Print the data that follows exactly.

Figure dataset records
════════

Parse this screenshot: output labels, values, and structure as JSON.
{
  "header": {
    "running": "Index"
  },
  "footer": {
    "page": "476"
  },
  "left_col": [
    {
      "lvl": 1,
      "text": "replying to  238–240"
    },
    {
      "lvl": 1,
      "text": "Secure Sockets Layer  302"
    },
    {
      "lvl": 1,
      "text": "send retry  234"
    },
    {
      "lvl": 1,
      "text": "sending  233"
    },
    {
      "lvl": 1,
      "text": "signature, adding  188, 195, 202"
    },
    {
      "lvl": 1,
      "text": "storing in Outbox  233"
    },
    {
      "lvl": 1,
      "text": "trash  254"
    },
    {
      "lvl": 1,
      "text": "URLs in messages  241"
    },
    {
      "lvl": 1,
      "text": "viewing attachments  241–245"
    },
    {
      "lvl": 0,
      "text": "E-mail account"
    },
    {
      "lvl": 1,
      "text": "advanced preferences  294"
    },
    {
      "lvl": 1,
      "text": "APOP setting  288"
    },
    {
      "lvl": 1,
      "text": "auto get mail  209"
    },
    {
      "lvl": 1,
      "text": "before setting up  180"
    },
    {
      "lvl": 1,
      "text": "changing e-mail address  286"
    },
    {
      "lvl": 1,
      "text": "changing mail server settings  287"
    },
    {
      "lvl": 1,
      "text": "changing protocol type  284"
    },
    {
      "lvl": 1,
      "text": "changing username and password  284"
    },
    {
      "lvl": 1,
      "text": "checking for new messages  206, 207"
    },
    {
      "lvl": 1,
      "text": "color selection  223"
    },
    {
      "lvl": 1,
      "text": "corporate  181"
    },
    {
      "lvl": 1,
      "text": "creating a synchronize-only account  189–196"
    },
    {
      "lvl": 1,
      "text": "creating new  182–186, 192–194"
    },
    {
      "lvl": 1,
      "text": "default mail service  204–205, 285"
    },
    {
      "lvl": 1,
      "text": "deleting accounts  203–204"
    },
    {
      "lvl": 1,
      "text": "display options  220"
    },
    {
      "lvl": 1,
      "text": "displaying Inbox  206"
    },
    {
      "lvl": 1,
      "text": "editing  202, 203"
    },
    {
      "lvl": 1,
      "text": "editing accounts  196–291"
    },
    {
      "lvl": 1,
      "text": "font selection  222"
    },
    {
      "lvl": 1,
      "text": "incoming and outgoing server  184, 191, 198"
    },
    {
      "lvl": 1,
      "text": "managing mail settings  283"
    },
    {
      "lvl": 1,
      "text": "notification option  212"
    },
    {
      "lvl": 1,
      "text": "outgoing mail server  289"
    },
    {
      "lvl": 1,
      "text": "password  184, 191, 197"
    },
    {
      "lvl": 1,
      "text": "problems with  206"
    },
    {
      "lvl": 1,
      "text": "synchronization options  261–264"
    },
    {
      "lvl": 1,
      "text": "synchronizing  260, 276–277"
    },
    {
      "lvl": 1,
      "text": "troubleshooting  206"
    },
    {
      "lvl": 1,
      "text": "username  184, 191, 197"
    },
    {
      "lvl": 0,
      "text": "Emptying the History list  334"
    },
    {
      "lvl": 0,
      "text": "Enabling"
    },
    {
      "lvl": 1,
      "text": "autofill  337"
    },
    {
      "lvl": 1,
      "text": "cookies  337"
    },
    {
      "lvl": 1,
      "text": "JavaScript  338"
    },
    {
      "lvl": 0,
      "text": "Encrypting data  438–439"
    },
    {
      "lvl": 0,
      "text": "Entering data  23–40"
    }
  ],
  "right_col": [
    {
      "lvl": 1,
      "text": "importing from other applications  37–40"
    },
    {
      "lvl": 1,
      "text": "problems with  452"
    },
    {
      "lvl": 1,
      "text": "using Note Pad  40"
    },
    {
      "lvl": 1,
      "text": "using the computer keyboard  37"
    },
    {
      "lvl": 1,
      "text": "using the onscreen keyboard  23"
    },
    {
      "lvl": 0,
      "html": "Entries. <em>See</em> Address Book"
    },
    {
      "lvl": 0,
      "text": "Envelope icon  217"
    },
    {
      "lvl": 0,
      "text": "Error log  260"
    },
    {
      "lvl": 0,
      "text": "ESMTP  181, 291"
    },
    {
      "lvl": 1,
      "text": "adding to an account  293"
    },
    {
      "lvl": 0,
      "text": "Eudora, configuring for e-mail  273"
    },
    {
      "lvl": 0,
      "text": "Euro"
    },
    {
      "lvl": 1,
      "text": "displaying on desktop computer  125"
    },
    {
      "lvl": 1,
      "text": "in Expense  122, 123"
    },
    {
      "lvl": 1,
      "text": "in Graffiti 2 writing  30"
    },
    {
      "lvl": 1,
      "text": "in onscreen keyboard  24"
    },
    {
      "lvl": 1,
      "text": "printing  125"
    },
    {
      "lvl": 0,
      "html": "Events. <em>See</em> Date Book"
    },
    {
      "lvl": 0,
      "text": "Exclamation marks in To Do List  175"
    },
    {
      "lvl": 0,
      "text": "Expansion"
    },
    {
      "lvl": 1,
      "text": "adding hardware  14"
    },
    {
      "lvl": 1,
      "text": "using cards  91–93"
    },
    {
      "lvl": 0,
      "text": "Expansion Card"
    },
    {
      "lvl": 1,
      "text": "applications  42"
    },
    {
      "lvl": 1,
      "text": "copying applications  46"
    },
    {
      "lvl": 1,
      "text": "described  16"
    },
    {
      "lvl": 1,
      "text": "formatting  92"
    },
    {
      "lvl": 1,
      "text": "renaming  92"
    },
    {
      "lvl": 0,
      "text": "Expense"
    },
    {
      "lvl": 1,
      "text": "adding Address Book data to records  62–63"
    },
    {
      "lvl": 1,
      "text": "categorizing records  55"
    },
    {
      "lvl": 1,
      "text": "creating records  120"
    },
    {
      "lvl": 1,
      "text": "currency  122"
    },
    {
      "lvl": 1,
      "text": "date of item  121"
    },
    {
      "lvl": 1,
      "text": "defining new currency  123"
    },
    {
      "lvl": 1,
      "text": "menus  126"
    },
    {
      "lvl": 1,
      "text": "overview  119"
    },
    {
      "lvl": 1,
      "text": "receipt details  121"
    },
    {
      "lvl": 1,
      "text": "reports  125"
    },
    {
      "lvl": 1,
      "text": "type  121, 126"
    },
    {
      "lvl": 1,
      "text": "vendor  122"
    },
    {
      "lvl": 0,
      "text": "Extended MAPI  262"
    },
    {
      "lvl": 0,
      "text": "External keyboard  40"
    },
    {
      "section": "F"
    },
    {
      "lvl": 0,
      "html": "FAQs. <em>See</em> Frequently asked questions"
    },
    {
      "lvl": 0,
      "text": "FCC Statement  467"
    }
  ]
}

════════

Finished task:
Parse this screenshot: output labels, values, and structure as JSON.
{
  "header": {
    "running": "Index"
  },
  "footer": {
    "page": "476"
  },
  "left_col": [
    {
      "lvl": 1,
      "text": "replying to  238–240"
    },
    {
      "lvl": 1,
      "text": "Secure Sockets Layer  302"
    },
    {
      "lvl": 1,
      "text": "send retry  234"
    },
    {
      "lvl": 1,
      "text": "sending  233"
    },
    {
      "lvl": 1,
      "text": "signature, adding  188, 195, 202"
    },
    {
      "lvl": 1,
      "text": "storing in Outbox  233"
    },
    {
      "lvl": 1,
      "text": "trash  254"
    },
    {
      "lvl": 1,
      "text": "URLs in messages  241"
    },
    {
      "lvl": 1,
      "text": "viewing attachments  241–245"
    },
    {
      "lvl": 0,
      "text": "E-mail account"
    },
    {
      "lvl": 1,
      "text": "advanced preferences  294"
    },
    {
      "lvl": 1,
      "text": "APOP setting  288"
    },
    {
      "lvl": 1,
      "text": "auto get mail  209"
    },
    {
      "lvl": 1,
      "text": "before setting up  180"
    },
    {
      "lvl": 1,
      "text": "changing e-mail address  286"
    },
    {
      "lvl": 1,
      "text": "changing mail server settings  287"
    },
    {
      "lvl": 1,
      "text": "changing protocol type  284"
    },
    {
      "lvl": 1,
      "text": "changing username and password  284"
    },
    {
      "lvl": 1,
      "text": "checking for new messages  206, 207"
    },
    {
      "lvl": 1,
      "text": "color selection  223"
    },
    {
      "lvl": 1,
      "text": "corporate  181"
    },
    {
      "lvl": 1,
      "text": "creating a synchronize-only account  189–196"
    },
    {
      "lvl": 1,
      "text": "creating new  182–186, 192–194"
    },
    {
      "lvl": 1,
      "text": "default mail service  204–205, 285"
    },
    {
      "lvl": 1,
      "text": "deleting accounts  203–204"
    },
    {
      "lvl": 1,
      "text": "display options  220"
    },
    {
      "lvl": 1,
      "text": "displaying Inbox  206"
    },
    {
      "lvl": 1,
      "text": "editing  202, 203"
    },
    {
      "lvl": 1,
      "text": "editing accounts  196–291"
    },
    {
      "lvl": 1,
      "text": "font selection  222"
    },
    {
      "lvl": 1,
      "text": "incoming and outgoing server  184, 191, 198"
    },
    {
      "lvl": 1,
      "text": "managing mail settings  283"
    },
    {
      "lvl": 1,
      "text": "notification option  212"
    },
    {
      "lvl": 1,
      "text": "outgoing mail server  289"
    },
    {
      "lvl": 1,
      "text": "password  184, 191, 197"
    },
    {
      "lvl": 1,
      "text": "problems with  206"
    },
    {
      "lvl": 1,
      "text": "synchronization options  261–264"
    },
    {
      "lvl": 1,
      "text": "synchronizing  260, 276–277"
    },
    {
      "lvl": 1,
      "text": "troubleshooting  206"
    },
    {
      "lvl": 1,
      "text": "username  184, 191, 197"
    },
    {
      "lvl": 0,
      "text": "Emptying the History list  334"
    },
    {
      "lvl": 0,
      "text": "Enabling"
    },
    {
      "lvl": 1,
      "text": "autofill  337"
    },
    {
      "lvl": 1,
      "text": "cookies  337"
    },
    {
      "lvl": 1,
      "text": "JavaScript  338"
    },
    {
      "lvl": 0,
      "text": "Encrypting data  438–439"
    },
    {
      "lvl": 0,
      "text": "Entering data  23–40"
    }
  ],
  "right_col": [
    {
      "lvl": 1,
      "text": "importing from other applications  37–40"
    },
    {
      "lvl": 1,
      "text": "problems with  452"
    },
    {
      "lvl": 1,
      "text": "using Note Pad  40"
    },
    {
      "lvl": 1,
      "text": "using the computer keyboard  37"
    },
    {
      "lvl": 1,
      "text": "using the onscreen keyboard  23"
    },
    {
      "lvl": 0,
      "html": "Entries. <em>See</em> Address Book"
    },
    {
      "lvl": 0,
      "text": "Envelope icon  217"
    },
    {
      "lvl": 0,
      "text": "Error log  260"
    },
    {
      "lvl": 0,
      "text": "ESMTP  181, 291"
    },
    {
      "lvl": 1,
      "text": "adding to an account  293"
    },
    {
      "lvl": 0,
      "text": "Eudora, configuring for e-mail  273"
    },
    {
      "lvl": 0,
      "text": "Euro"
    },
    {
      "lvl": 1,
      "text": "displaying on desktop computer  125"
    },
    {
      "lvl": 1,
      "text": "in Expense  122, 123"
    },
    {
      "lvl": 1,
      "text": "in Graffiti 2 writing  30"
    },
    {
      "lvl": 1,
      "text": "in onscreen keyboard  24"
    },
    {
      "lvl": 1,
      "text": "printing  125"
    },
    {
      "lvl": 0,
      "html": "Events. <em>See</em> Date Book"
    },
    {
      "lvl": 0,
      "text": "Exclamation marks in To Do List  175"
    },
    {
      "lvl": 0,
      "text": "Expansion"
    },
    {
      "lvl": 1,
      "text": "adding hardware  14"
    },
    {
      "lvl": 1,
      "text": "using cards  91–93"
    },
    {
      "lvl": 0,
      "text": "Expansion Card"
    },
    {
      "lvl": 1,
      "text": "applications  42"
    },
    {
      "lvl": 1,
      "text": "copying applications  46"
    },
    {
      "lvl": 1,
      "text": "described  16"
    },
    {
      "lvl": 1,
      "text": "formatting  92"
    },
    {
      "lvl": 1,
      "text": "renaming  92"
    },
    {
      "lvl": 0,
      "text": "Expense"
    },
    {
      "lvl": 1,
      "text": "adding Address Book data to records  62–63"
    },
    {
      "lvl": 1,
      "text": "categorizing records  55"
    },
    {
      "lvl": 1,
      "text": "creating records  120"
    },
    {
      "lvl": 1,
      "text": "currency  122"
    },
    {
      "lvl": 1,
      "text": "date of item  121"
    },
    {
      "lvl": 1,
      "text": "defining new currency  123"
    },
    {
      "lvl": 1,
      "text": "menus  126"
    },
    {
      "lvl": 1,
      "text": "overview  119"
    },
    {
      "lvl": 1,
      "text": "receipt details  121"
    },
    {
      "lvl": 1,
      "text": "reports  125"
    },
    {
      "lvl": 1,
      "text": "type  121, 126"
    },
    {
      "lvl": 1,
      "text": "vendor  122"
    },
    {
      "lvl": 0,
      "text": "Extended MAPI  262"
    },
    {
      "lvl": 0,
      "text": "External keyboard  40"
    },
    {
      "section": "F"
    },
    {
      "lvl": 0,
      "html": "FAQs. <em>See</em> Frequently asked questions"
    },
    {
      "lvl": 0,
      "text": "FCC Statement  467"
    }
  ]
}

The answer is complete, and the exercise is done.